---------- Data listing ----------
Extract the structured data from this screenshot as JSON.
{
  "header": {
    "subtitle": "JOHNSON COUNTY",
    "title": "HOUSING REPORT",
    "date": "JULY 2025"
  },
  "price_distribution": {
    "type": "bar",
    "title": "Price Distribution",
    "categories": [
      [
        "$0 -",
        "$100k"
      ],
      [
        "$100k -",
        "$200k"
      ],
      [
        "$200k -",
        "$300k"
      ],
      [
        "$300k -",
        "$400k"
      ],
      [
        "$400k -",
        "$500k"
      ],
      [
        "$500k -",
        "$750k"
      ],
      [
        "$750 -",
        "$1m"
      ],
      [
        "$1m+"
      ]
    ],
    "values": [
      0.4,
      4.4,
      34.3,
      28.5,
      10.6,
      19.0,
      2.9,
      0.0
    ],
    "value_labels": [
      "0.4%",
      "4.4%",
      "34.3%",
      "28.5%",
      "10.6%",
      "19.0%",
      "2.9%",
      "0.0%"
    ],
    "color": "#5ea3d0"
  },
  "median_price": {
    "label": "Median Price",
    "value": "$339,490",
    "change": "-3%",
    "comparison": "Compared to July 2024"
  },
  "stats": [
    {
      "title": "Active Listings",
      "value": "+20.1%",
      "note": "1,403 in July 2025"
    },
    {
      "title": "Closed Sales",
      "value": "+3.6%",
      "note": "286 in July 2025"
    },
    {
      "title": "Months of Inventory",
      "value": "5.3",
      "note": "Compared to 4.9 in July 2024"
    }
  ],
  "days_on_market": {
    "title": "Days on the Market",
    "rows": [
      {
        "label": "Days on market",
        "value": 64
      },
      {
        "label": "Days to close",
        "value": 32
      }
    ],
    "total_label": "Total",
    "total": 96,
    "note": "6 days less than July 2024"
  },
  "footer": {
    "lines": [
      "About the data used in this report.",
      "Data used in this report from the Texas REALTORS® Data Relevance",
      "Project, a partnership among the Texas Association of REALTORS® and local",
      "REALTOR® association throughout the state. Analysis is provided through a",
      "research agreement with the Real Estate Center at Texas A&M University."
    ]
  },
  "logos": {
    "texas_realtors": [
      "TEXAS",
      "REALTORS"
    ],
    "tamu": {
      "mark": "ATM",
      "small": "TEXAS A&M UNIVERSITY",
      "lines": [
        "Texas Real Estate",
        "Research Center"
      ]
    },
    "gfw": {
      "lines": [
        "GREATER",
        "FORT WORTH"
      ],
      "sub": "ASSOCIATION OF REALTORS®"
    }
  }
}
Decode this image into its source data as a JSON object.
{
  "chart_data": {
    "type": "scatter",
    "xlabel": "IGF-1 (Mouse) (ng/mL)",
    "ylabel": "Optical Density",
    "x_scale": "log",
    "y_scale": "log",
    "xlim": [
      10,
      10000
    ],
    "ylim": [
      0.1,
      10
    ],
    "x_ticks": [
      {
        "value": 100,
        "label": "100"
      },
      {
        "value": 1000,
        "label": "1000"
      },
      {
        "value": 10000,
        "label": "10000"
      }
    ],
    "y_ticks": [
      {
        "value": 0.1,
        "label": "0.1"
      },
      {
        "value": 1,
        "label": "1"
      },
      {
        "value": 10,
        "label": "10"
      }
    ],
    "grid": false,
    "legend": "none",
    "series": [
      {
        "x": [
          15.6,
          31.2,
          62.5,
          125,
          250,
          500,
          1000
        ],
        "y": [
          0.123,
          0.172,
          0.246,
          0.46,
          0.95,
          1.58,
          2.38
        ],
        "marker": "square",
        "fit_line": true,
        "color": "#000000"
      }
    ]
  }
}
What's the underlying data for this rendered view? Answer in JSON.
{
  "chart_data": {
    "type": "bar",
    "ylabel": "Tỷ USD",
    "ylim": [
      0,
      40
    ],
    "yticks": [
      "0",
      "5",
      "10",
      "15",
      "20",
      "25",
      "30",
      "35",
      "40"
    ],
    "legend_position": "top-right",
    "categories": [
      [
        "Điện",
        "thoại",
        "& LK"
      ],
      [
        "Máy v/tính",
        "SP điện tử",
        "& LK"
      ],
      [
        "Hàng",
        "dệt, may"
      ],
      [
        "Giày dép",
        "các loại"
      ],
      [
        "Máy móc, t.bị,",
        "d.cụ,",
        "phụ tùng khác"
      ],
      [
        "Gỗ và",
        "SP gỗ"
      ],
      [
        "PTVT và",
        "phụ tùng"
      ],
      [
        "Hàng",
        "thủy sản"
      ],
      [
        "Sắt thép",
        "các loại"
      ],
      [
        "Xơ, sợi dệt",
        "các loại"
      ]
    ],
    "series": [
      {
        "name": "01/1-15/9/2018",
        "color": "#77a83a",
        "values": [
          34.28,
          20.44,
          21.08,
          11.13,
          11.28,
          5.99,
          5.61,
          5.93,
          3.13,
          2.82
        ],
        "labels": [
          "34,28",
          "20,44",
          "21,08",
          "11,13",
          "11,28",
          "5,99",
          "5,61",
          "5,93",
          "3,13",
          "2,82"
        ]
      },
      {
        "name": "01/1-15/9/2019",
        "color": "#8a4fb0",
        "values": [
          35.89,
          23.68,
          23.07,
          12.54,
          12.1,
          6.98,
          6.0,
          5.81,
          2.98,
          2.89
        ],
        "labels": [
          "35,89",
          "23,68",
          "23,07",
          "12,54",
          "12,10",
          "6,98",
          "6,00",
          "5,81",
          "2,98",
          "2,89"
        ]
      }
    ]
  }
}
----------
> Stated goal
Without leaving anything out, quote all the data.

> Answer for this exercise
Extract the structured data from this screenshot as JSON.
{
  "header": {
    "subtitle": "JOHNSON COUNTY",
    "title": "HOUSING REPORT",
    "date": "JULY 2025"
  },
  "price_distribution": {
    "type": "bar",
    "title": "Price Distribution",
    "categories": [
      [
        "$0 -",
        "$100k"
      ],
      [
        "$100k -",
        "$200k"
      ],
      [
        "$200k -",
        "$300k"
      ],
      [
        "$300k -",
        "$400k"
      ],
      [
        "$400k -",
        "$500k"
      ],
      [
        "$500k -",
        "$750k"
      ],
      [
        "$750 -",
        "$1m"
      ],
      [
        "$1m+"
      ]
    ],
    "values": [
      0.4,
      4.4,
      34.3,
      28.5,
      10.6,
      19.0,
      2.9,
      0.0
    ],
    "value_labels": [
      "0.4%",
      "4.4%",
      "34.3%",
      "28.5%",
      "10.6%",
      "19.0%",
      "2.9%",
      "0.0%"
    ],
    "color": "#5ea3d0"
  },
  "median_price": {
    "label": "Median Price",
    "value": "$339,490",
    "change": "-3%",
    "comparison": "Compared to July 2024"
  },
  "stats": [
    {
      "title": "Active Listings",
      "value": "+20.1%",
      "note": "1,403 in July 2025"
    },
    {
      "title": "Closed Sales",
      "value": "+3.6%",
      "note": "286 in July 2025"
    },
    {
      "title": "Months of Inventory",
      "value": "5.3",
      "note": "Compared to 4.9 in July 2024"
    }
  ],
  "days_on_market": {
    "title": "Days on the Market",
    "rows": [
      {
        "label": "Days on market",
        "value": 64
      },
      {
        "label": "Days to close",
        "value": 32
      }
    ],
    "total_label": "Total",
    "total": 96,
    "note": "6 days less than July 2024"
  },
  "footer": {
    "lines": [
      "About the data used in this report.",
      "Data used in this report from the Texas REALTORS® Data Relevance",
      "Project, a partnership among the Texas Association of REALTORS® and local",
      "REALTOR® association throughout the state. Analysis is provided through a",
      "research agreement with the Real Estate Center at Texas A&M University."
    ]
  },
  "logos": {
    "texas_realtors": [
      "TEXAS",
      "REALTORS"
    ],
    "tamu": {
      "mark": "ATM",
      "small": "TEXAS A&M UNIVERSITY",
      "lines": [
        "Texas Real Estate",
        "Research Center"
      ]
    },
    "gfw": {
      "lines": [
        "GREATER",
        "FORT WORTH"
      ],
      "sub": "ASSOCIATION OF REALTORS®"
    }
  }
}
Decode this image into its source data as a JSON object.
{
  "chart_data": {
    "type": "scatter",
    "xlabel": "IGF-1 (Mouse) (ng/mL)",
    "ylabel": "Optical Density",
    "x_scale": "log",
    "y_scale": "log",
    "xlim": [
      10,
      10000
    ],
    "ylim": [
      0.1,
      10
    ],
    "x_ticks": [
      {
        "value": 100,
        "label": "100"
      },
      {
        "value": 1000,
        "label": "1000"
      },
      {
        "value": 10000,
        "label": "10000"
      }
    ],
    "y_ticks": [
      {
        "value": 0.1,
        "label": "0.1"
      },
      {
        "value": 1,
        "label": "1"
      },
      {
        "value": 10,
        "label": "10"
      }
    ],
    "grid": false,
    "legend": "none",
    "series": [
      {
        "x": [
          15.6,
          31.2,
          62.5,
          125,
          250,
          500,
          1000
        ],
        "y": [
          0.123,
          0.172,
          0.246,
          0.46,
          0.95,
          1.58,
          2.38
        ],
        "marker": "square",
        "fit_line": true,
        "color": "#000000"
      }
    ]
  }
}
What's the underlying data for this rendered view? Answer in JSON.
{
  "chart_data": {
    "type": "bar",
    "ylabel": "Tỷ USD",
    "ylim": [
      0,
      40
    ],
    "yticks": [
      "0",
      "5",
      "10",
      "15",
      "20",
      "25",
      "30",
      "35",
      "40"
    ],
    "legend_position": "top-right",
    "categories": [
      [
        "Điện",
        "thoại",
        "& LK"
      ],
      [
        "Máy v/tính",
        "SP điện tử",
        "& LK"
      ],
      [
        "Hàng",
        "dệt, may"
      ],
      [
        "Giày dép",
        "các loại"
      ],
      [
        "Máy móc, t.bị,",
        "d.cụ,",
        "phụ tùng khác"
      ],
      [
        "Gỗ và",
        "SP gỗ"
      ],
      [
        "PTVT và",
        "phụ tùng"
      ],
      [
        "Hàng",
        "thủy sản"
      ],
      [
        "Sắt thép",
        "các loại"
      ],
      [
        "Xơ, sợi dệt",
        "các loại"
      ]
    ],
    "series": [
      {
        "name": "01/1-15/9/2018",
        "color": "#77a83a",
        "values": [
          34.28,
          20.44,
          21.08,
          11.13,
          11.28,
          5.99,
          5.61,
          5.93,
          3.13,
          2.82
        ],
        "labels": [
          "34,28",
          "20,44",
          "21,08",
          "11,13",
          "11,28",
          "5,99",
          "5,61",
          "5,93",
          "3,13",
          "2,82"
        ]
      },
      {
        "name": "01/1-15/9/2019",
        "color": "#8a4fb0",
        "values": [
          35.89,
          23.68,
          23.07,
          12.54,
          12.1,
          6.98,
          6.0,
          5.81,
          2.98,
          2.89
        ],
        "labels": [
          "35,89",
          "23,68",
          "23,07",
          "12,54",
          "12,10",
          "6,98",
          "6,00",
          "5,81",
          "2,98",
          "2,89"
        ]
      }
    ]
  }
}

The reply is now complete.